▶ [Written exercise]:
Pictures do not belong in the copy; transcribe everything else in the records exactly.
______________________________
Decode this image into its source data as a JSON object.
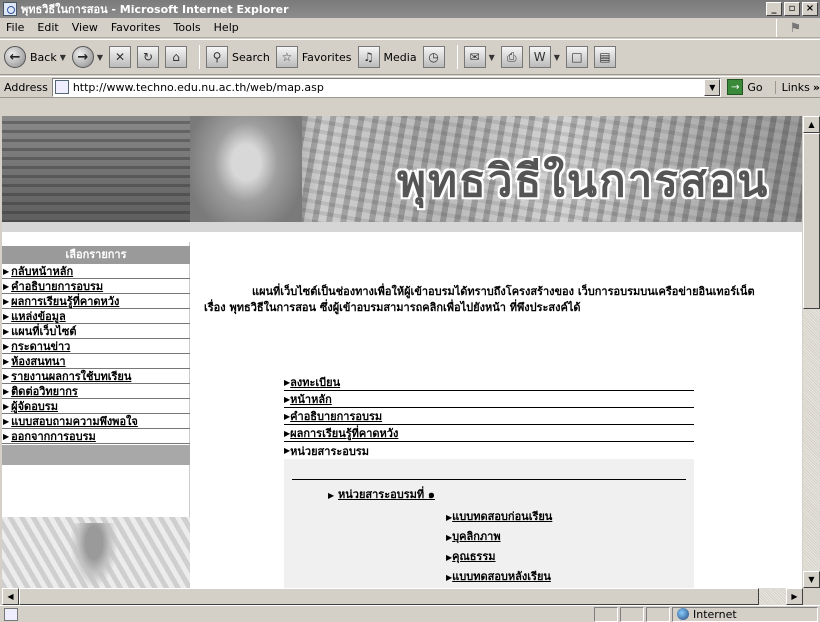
{
  "window": {
    "title": "พุทธวิธีในการสอน - Microsoft Internet Explorer",
    "controls": [
      "_",
      "▫",
      "×"
    ]
  },
  "menu": [
    "File",
    "Edit",
    "View",
    "Favorites",
    "Tools",
    "Help"
  ],
  "toolbar": {
    "back": "Back",
    "search": "Search",
    "favorites": "Favorites",
    "media": "Media"
  },
  "address": {
    "label": "Address",
    "url": "http://www.techno.edu.nu.ac.th/web/map.asp",
    "go": "Go",
    "links": "Links"
  },
  "banner": {
    "title": "พุทธวิธีในการสอน"
  },
  "sidebar": {
    "heading": "เลือกรายการ",
    "items": [
      {
        "label": "กลับหน้าหลัก",
        "link": true
      },
      {
        "label": "คำอธิบายการอบรม",
        "link": true
      },
      {
        "label": "ผลการเรียนรู้ที่คาดหวัง",
        "link": true
      },
      {
        "label": "แหล่งข้อมูล",
        "link": true
      },
      {
        "label": "แผนที่เว็บไซต์",
        "link": false
      },
      {
        "label": "กระดานข่าว",
        "link": true
      },
      {
        "label": "ห้องสนทนา",
        "link": true
      },
      {
        "label": "รายงานผลการใช้บทเรียน",
        "link": true
      },
      {
        "label": "ติดต่อวิทยากร",
        "link": true
      },
      {
        "label": "ผู้จัดอบรม",
        "link": true
      },
      {
        "label": "แบบสอบถามความพึงพอใจ",
        "link": true
      },
      {
        "label": "ออกจากการอบรม",
        "link": true
      }
    ]
  },
  "main": {
    "intro": "แผนที่เว็บไซต์เป็นช่องทางเพื่อให้ผู้เข้าอบรมได้ทราบถึงโครงสร้างของ เว็บการอบรมบนเครือข่ายอินเทอร์เน็ต เรื่อง พุทธวิธีในการสอน ซึ่งผู้เข้าอบรมสามารถคลิกเพื่อไปยังหน้า ที่พึงประสงค์ได้",
    "map_links": [
      {
        "label": "ลงทะเบียน",
        "link": true
      },
      {
        "label": "หน้าหลัก",
        "link": true
      },
      {
        "label": "คำอธิบายการอบรม",
        "link": true
      },
      {
        "label": "ผลการเรียนรู้ที่คาดหวัง",
        "link": true
      },
      {
        "label": "หน่วยสาระอบรม",
        "link": false
      }
    ],
    "unit": {
      "title": "หน่วยสาระอบรมที่ ๑",
      "subitems": [
        "แบบทดสอบก่อนเรียน",
        "บุคลิกภาพ",
        "คุณธรรม",
        "แบบทดสอบหลังเรียน"
      ]
    }
  },
  "status": {
    "zone": "Internet"
  }
}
______________________________
▶ [Result]:
Decode this image into its source data as a JSON object.
{
  "window": {
    "title": "พุทธวิธีในการสอน - Microsoft Internet Explorer",
    "controls": [
      "_",
      "▫",
      "×"
    ]
  },
  "menu": [
    "File",
    "Edit",
    "View",
    "Favorites",
    "Tools",
    "Help"
  ],
  "toolbar": {
    "back": "Back",
    "search": "Search",
    "favorites": "Favorites",
    "media": "Media"
  },
  "address": {
    "label": "Address",
    "url": "http://www.techno.edu.nu.ac.th/web/map.asp",
    "go": "Go",
    "links": "Links"
  },
  "banner": {
    "title": "พุทธวิธีในการสอน"
  },
  "sidebar": {
    "heading": "เลือกรายการ",
    "items": [
      {
        "label": "กลับหน้าหลัก",
        "link": true
      },
      {
        "label": "คำอธิบายการอบรม",
        "link": true
      },
      {
        "label": "ผลการเรียนรู้ที่คาดหวัง",
        "link": true
      },
      {
        "label": "แหล่งข้อมูล",
        "link": true
      },
      {
        "label": "แผนที่เว็บไซต์",
        "link": false
      },
      {
        "label": "กระดานข่าว",
        "link": true
      },
      {
        "label": "ห้องสนทนา",
        "link": true
      },
      {
        "label": "รายงานผลการใช้บทเรียน",
        "link": true
      },
      {
        "label": "ติดต่อวิทยากร",
        "link": true
      },
      {
        "label": "ผู้จัดอบรม",
        "link": true
      },
      {
        "label": "แบบสอบถามความพึงพอใจ",
        "link": true
      },
      {
        "label": "ออกจากการอบรม",
        "link": true
      }
    ]
  },
  "main": {
    "intro": "แผนที่เว็บไซต์เป็นช่องทางเพื่อให้ผู้เข้าอบรมได้ทราบถึงโครงสร้างของ เว็บการอบรมบนเครือข่ายอินเทอร์เน็ต เรื่อง พุทธวิธีในการสอน ซึ่งผู้เข้าอบรมสามารถคลิกเพื่อไปยังหน้า ที่พึงประสงค์ได้",
    "map_links": [
      {
        "label": "ลงทะเบียน",
        "link": true
      },
      {
        "label": "หน้าหลัก",
        "link": true
      },
      {
        "label": "คำอธิบายการอบรม",
        "link": true
      },
      {
        "label": "ผลการเรียนรู้ที่คาดหวัง",
        "link": true
      },
      {
        "label": "หน่วยสาระอบรม",
        "link": false
      }
    ],
    "unit": {
      "title": "หน่วยสาระอบรมที่ ๑",
      "subitems": [
        "แบบทดสอบก่อนเรียน",
        "บุคลิกภาพ",
        "คุณธรรม",
        "แบบทดสอบหลังเรียน"
      ]
    }
  },
  "status": {
    "zone": "Internet"
  }
}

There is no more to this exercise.